▸ **Task**:
Below are the records; pull every line that includes "ylabel".

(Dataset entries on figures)
————————
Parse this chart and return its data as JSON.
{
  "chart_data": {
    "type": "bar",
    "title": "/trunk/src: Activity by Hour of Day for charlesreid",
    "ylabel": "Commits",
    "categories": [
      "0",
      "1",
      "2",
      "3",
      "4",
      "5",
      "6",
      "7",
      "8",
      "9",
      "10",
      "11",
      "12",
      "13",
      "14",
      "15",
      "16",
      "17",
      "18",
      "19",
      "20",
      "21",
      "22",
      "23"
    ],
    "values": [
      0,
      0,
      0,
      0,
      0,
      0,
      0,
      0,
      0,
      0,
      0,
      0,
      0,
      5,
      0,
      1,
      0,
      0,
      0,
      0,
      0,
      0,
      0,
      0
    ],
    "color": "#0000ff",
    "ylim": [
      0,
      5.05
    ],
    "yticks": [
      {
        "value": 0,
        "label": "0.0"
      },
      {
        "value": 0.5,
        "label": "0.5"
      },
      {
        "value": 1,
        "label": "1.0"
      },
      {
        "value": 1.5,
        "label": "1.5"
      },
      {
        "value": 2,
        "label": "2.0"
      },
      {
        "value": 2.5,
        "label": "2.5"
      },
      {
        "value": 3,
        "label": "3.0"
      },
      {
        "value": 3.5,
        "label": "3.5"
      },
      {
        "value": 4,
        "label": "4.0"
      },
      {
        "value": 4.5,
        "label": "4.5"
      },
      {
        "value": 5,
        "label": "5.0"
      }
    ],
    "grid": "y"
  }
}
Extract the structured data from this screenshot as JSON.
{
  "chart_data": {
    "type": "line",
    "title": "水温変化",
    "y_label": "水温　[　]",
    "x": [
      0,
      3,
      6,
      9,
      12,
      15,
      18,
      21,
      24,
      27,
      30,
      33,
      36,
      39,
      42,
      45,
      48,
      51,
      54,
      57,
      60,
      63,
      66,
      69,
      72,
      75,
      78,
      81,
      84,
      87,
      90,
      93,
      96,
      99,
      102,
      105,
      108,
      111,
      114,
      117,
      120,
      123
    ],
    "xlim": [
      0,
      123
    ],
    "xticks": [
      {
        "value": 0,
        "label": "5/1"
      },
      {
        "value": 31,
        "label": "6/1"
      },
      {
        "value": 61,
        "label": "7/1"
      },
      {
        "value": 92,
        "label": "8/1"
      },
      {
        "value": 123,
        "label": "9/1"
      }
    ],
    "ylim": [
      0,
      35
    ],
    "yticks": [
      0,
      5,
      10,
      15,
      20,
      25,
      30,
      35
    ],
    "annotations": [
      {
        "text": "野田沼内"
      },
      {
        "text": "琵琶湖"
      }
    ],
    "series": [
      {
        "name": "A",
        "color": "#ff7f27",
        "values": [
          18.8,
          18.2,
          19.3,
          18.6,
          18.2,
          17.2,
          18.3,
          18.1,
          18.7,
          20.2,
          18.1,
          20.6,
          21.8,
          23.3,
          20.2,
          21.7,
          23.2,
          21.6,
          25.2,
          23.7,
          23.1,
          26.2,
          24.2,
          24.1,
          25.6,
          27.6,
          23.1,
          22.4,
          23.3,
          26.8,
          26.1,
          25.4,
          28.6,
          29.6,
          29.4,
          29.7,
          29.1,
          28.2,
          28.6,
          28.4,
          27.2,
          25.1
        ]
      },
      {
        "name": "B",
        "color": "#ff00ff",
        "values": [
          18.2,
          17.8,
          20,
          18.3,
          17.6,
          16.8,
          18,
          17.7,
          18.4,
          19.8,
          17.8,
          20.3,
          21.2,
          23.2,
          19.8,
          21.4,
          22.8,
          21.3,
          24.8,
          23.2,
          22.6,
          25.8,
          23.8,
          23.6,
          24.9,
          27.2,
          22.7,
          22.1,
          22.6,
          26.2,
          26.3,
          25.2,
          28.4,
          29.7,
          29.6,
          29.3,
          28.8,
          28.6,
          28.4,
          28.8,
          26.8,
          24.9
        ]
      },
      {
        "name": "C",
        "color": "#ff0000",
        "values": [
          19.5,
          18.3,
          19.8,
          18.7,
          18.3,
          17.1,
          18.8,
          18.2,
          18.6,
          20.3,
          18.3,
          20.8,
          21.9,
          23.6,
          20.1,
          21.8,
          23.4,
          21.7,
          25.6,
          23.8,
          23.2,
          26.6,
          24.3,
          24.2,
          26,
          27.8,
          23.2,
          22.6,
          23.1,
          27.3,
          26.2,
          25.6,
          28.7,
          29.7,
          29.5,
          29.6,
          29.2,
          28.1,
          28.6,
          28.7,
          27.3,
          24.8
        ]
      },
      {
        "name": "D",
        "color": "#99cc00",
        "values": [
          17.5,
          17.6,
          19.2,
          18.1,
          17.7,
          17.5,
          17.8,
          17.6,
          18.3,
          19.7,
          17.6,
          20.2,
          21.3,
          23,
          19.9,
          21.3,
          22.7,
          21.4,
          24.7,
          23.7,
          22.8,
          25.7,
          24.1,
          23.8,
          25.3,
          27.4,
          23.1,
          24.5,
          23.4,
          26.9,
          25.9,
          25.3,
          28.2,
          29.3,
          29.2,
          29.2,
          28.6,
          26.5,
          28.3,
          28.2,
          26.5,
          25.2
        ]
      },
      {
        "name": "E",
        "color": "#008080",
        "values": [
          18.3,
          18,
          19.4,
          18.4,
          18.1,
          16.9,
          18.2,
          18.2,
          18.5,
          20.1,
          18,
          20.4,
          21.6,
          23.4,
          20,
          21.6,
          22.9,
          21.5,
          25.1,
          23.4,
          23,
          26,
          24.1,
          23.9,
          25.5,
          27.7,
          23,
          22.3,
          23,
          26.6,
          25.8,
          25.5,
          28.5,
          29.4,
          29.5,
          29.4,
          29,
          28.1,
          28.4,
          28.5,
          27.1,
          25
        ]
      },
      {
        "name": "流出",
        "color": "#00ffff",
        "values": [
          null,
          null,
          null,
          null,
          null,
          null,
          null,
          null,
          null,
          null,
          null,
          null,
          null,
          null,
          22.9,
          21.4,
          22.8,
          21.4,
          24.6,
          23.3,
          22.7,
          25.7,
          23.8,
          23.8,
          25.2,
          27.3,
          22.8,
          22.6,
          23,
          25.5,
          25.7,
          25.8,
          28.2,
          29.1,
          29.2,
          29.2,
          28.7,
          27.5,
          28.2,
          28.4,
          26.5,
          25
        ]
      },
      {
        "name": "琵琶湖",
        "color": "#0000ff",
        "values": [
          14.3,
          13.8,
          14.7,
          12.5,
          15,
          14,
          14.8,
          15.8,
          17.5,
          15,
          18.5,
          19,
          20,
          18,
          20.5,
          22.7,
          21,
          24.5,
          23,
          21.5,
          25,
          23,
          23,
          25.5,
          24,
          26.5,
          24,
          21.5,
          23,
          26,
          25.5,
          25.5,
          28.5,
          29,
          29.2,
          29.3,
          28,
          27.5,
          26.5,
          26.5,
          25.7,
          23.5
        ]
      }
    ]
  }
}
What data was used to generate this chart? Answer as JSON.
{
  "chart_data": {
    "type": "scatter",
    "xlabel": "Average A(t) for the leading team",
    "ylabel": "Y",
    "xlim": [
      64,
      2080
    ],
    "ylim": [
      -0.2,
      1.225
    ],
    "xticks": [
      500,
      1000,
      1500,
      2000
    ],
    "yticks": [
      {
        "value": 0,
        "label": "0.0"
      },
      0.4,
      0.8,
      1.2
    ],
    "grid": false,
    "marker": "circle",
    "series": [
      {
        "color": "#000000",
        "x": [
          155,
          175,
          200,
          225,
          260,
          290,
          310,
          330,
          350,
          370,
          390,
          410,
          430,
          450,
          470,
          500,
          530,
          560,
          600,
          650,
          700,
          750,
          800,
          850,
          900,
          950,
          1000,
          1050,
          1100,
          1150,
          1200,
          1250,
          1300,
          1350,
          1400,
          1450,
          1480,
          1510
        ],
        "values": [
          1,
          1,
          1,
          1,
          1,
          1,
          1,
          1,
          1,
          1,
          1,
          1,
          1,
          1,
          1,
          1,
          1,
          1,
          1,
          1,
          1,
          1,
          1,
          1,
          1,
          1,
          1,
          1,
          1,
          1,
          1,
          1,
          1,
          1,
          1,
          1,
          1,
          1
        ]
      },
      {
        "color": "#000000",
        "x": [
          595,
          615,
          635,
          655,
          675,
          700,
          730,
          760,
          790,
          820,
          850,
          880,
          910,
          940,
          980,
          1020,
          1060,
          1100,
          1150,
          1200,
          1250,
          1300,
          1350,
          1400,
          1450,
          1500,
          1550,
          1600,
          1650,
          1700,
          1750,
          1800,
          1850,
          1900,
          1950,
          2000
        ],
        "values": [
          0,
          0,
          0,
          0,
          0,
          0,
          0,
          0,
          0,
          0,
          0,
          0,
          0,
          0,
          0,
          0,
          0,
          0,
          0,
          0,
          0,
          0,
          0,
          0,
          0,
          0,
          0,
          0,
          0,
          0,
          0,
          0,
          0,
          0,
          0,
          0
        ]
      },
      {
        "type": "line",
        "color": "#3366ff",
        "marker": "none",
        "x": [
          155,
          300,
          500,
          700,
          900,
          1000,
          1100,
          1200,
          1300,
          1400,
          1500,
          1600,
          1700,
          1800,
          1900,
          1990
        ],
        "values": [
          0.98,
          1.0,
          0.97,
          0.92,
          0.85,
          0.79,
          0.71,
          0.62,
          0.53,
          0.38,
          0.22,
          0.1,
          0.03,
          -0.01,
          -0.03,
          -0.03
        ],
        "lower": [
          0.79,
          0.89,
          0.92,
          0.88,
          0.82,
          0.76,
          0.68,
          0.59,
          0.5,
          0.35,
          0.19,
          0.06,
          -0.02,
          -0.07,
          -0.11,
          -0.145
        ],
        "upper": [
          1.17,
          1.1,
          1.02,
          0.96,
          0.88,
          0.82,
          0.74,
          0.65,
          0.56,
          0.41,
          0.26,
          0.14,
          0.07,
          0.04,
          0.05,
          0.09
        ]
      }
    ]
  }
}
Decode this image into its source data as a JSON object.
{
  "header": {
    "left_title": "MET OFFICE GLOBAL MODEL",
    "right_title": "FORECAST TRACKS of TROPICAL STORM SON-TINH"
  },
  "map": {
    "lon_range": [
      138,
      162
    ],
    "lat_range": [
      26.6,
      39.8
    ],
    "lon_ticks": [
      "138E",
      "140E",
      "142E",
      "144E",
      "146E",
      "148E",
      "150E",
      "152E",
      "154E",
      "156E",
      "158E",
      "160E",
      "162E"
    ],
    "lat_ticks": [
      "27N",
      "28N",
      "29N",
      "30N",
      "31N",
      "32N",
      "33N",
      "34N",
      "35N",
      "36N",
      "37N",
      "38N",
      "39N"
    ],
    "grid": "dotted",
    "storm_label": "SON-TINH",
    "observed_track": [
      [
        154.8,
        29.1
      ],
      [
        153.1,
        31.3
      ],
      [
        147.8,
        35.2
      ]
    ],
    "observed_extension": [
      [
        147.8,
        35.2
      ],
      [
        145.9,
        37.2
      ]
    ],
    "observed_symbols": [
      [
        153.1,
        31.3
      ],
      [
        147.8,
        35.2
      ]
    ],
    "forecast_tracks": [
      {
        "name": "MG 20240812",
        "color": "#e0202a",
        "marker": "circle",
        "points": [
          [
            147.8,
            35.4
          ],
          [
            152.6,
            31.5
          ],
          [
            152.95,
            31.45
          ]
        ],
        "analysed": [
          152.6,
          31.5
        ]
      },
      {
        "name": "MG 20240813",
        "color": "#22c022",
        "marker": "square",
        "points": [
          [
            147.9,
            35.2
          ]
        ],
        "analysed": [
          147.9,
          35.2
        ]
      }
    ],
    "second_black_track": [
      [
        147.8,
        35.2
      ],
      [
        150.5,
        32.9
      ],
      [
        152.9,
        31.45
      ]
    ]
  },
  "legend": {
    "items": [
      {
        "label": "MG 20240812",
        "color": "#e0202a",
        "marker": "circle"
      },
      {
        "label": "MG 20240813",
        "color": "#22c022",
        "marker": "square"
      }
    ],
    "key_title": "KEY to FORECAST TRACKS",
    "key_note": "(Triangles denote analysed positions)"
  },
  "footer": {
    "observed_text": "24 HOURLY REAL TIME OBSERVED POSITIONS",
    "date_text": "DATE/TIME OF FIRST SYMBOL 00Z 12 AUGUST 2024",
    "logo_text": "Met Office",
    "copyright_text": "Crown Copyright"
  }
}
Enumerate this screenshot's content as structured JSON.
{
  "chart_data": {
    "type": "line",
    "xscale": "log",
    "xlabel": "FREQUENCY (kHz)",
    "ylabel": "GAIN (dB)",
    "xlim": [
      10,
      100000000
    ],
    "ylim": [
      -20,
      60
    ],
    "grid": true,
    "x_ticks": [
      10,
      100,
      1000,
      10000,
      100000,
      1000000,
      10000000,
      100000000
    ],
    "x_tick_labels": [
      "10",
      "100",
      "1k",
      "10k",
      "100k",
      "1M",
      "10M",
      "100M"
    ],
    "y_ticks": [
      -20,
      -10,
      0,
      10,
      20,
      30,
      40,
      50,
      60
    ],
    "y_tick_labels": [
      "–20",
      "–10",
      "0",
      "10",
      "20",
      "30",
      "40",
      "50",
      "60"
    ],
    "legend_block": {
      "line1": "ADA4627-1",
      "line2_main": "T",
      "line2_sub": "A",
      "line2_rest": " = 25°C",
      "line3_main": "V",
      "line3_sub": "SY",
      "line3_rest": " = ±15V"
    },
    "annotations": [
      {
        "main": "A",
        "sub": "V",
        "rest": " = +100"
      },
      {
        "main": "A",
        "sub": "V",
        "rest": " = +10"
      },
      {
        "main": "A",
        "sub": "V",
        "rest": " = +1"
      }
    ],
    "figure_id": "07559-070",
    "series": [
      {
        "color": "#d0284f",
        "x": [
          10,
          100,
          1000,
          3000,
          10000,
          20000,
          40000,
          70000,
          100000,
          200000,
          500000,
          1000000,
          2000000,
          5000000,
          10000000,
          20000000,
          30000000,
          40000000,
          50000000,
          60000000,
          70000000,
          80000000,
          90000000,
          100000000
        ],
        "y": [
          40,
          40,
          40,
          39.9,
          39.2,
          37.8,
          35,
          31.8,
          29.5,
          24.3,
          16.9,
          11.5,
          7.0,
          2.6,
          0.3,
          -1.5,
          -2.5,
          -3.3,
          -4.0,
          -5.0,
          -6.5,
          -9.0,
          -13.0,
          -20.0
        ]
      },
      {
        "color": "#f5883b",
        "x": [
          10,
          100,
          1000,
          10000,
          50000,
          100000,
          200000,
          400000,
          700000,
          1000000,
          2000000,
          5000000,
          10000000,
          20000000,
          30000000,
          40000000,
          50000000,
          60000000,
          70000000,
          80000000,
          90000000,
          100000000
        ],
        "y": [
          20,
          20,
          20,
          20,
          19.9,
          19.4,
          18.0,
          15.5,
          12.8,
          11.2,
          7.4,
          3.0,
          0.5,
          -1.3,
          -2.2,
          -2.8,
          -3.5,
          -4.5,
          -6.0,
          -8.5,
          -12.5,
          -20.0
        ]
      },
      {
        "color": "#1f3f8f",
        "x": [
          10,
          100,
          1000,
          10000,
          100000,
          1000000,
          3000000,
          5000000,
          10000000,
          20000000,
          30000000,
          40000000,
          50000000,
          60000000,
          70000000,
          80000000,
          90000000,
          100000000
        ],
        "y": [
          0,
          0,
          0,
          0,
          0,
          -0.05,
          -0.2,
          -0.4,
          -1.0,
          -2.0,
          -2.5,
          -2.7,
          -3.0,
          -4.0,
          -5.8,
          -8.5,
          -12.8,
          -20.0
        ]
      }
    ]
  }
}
————————
▸ **Exercise solution**:
    "ylabel": "Commits",
    "ylabel": "Y",
    "ylabel": "GAIN (dB)",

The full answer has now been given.